─── Provided entries ───

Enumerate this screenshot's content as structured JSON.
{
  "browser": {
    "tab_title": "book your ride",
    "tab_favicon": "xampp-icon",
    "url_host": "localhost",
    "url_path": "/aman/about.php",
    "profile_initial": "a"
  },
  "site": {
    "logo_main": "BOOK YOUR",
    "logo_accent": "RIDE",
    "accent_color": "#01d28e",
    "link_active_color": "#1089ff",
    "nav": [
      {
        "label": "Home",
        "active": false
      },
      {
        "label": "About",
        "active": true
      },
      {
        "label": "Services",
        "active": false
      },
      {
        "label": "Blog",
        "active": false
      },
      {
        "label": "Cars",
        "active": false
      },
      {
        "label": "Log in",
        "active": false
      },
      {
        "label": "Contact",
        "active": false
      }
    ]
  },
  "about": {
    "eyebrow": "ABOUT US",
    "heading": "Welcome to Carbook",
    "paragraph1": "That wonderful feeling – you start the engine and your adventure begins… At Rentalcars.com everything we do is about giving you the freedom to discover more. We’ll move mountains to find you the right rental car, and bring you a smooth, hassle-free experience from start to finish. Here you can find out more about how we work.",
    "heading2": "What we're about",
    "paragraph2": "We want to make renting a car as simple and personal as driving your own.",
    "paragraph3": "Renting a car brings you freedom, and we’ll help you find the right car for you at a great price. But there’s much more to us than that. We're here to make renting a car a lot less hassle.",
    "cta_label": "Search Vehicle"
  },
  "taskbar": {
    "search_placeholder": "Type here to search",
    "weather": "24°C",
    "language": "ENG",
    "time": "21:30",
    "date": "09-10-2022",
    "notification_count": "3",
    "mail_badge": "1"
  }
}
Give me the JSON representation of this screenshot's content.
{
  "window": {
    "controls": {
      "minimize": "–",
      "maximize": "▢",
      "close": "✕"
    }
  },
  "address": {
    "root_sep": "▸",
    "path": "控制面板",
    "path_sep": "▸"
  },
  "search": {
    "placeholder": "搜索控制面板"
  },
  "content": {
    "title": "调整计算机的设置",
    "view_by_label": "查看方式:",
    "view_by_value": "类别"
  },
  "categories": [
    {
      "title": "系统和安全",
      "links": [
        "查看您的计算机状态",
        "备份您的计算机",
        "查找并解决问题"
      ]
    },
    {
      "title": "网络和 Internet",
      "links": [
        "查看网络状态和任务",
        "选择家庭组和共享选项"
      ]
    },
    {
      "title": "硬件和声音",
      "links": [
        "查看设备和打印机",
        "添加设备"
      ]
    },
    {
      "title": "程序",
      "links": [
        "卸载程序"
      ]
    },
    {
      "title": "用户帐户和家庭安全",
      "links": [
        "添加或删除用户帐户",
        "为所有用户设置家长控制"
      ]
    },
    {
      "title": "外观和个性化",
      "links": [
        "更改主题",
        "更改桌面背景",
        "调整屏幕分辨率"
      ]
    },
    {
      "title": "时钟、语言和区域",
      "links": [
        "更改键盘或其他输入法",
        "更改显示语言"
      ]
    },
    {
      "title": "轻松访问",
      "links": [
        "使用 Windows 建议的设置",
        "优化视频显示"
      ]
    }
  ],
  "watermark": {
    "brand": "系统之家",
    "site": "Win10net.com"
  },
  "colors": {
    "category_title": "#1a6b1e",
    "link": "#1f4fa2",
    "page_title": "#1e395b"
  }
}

───

# What needs to be done
Repeat the lines above exactly.

# Problem solution
Enumerate this screenshot's content as structured JSON.
{
  "browser": {
    "tab_title": "book your ride",
    "tab_favicon": "xampp-icon",
    "url_host": "localhost",
    "url_path": "/aman/about.php",
    "profile_initial": "a"
  },
  "site": {
    "logo_main": "BOOK YOUR",
    "logo_accent": "RIDE",
    "accent_color": "#01d28e",
    "link_active_color": "#1089ff",
    "nav": [
      {
        "label": "Home",
        "active": false
      },
      {
        "label": "About",
        "active": true
      },
      {
        "label": "Services",
        "active": false
      },
      {
        "label": "Blog",
        "active": false
      },
      {
        "label": "Cars",
        "active": false
      },
      {
        "label": "Log in",
        "active": false
      },
      {
        "label": "Contact",
        "active": false
      }
    ]
  },
  "about": {
    "eyebrow": "ABOUT US",
    "heading": "Welcome to Carbook",
    "paragraph1": "That wonderful feeling – you start the engine and your adventure begins… At Rentalcars.com everything we do is about giving you the freedom to discover more. We’ll move mountains to find you the right rental car, and bring you a smooth, hassle-free experience from start to finish. Here you can find out more about how we work.",
    "heading2": "What we're about",
    "paragraph2": "We want to make renting a car as simple and personal as driving your own.",
    "paragraph3": "Renting a car brings you freedom, and we’ll help you find the right car for you at a great price. But there’s much more to us than that. We're here to make renting a car a lot less hassle.",
    "cta_label": "Search Vehicle"
  },
  "taskbar": {
    "search_placeholder": "Type here to search",
    "weather": "24°C",
    "language": "ENG",
    "time": "21:30",
    "date": "09-10-2022",
    "notification_count": "3",
    "mail_badge": "1"
  }
}
Give me the JSON representation of this screenshot's content.
{
  "window": {
    "controls": {
      "minimize": "–",
      "maximize": "▢",
      "close": "✕"
    }
  },
  "address": {
    "root_sep": "▸",
    "path": "控制面板",
    "path_sep": "▸"
  },
  "search": {
    "placeholder": "搜索控制面板"
  },
  "content": {
    "title": "调整计算机的设置",
    "view_by_label": "查看方式:",
    "view_by_value": "类别"
  },
  "categories": [
    {
      "title": "系统和安全",
      "links": [
        "查看您的计算机状态",
        "备份您的计算机",
        "查找并解决问题"
      ]
    },
    {
      "title": "网络和 Internet",
      "links": [
        "查看网络状态和任务",
        "选择家庭组和共享选项"
      ]
    },
    {
      "title": "硬件和声音",
      "links": [
        "查看设备和打印机",
        "添加设备"
      ]
    },
    {
      "title": "程序",
      "links": [
        "卸载程序"
      ]
    },
    {
      "title": "用户帐户和家庭安全",
      "links": [
        "添加或删除用户帐户",
        "为所有用户设置家长控制"
      ]
    },
    {
      "title": "外观和个性化",
      "links": [
        "更改主题",
        "更改桌面背景",
        "调整屏幕分辨率"
      ]
    },
    {
      "title": "时钟、语言和区域",
      "links": [
        "更改键盘或其他输入法",
        "更改显示语言"
      ]
    },
    {
      "title": "轻松访问",
      "links": [
        "使用 Windows 建议的设置",
        "优化视频显示"
      ]
    }
  ],
  "watermark": {
    "brand": "系统之家",
    "site": "Win10net.com"
  },
  "colors": {
    "category_title": "#1a6b1e",
    "link": "#1f4fa2",
    "page_title": "#1e395b"
  }
}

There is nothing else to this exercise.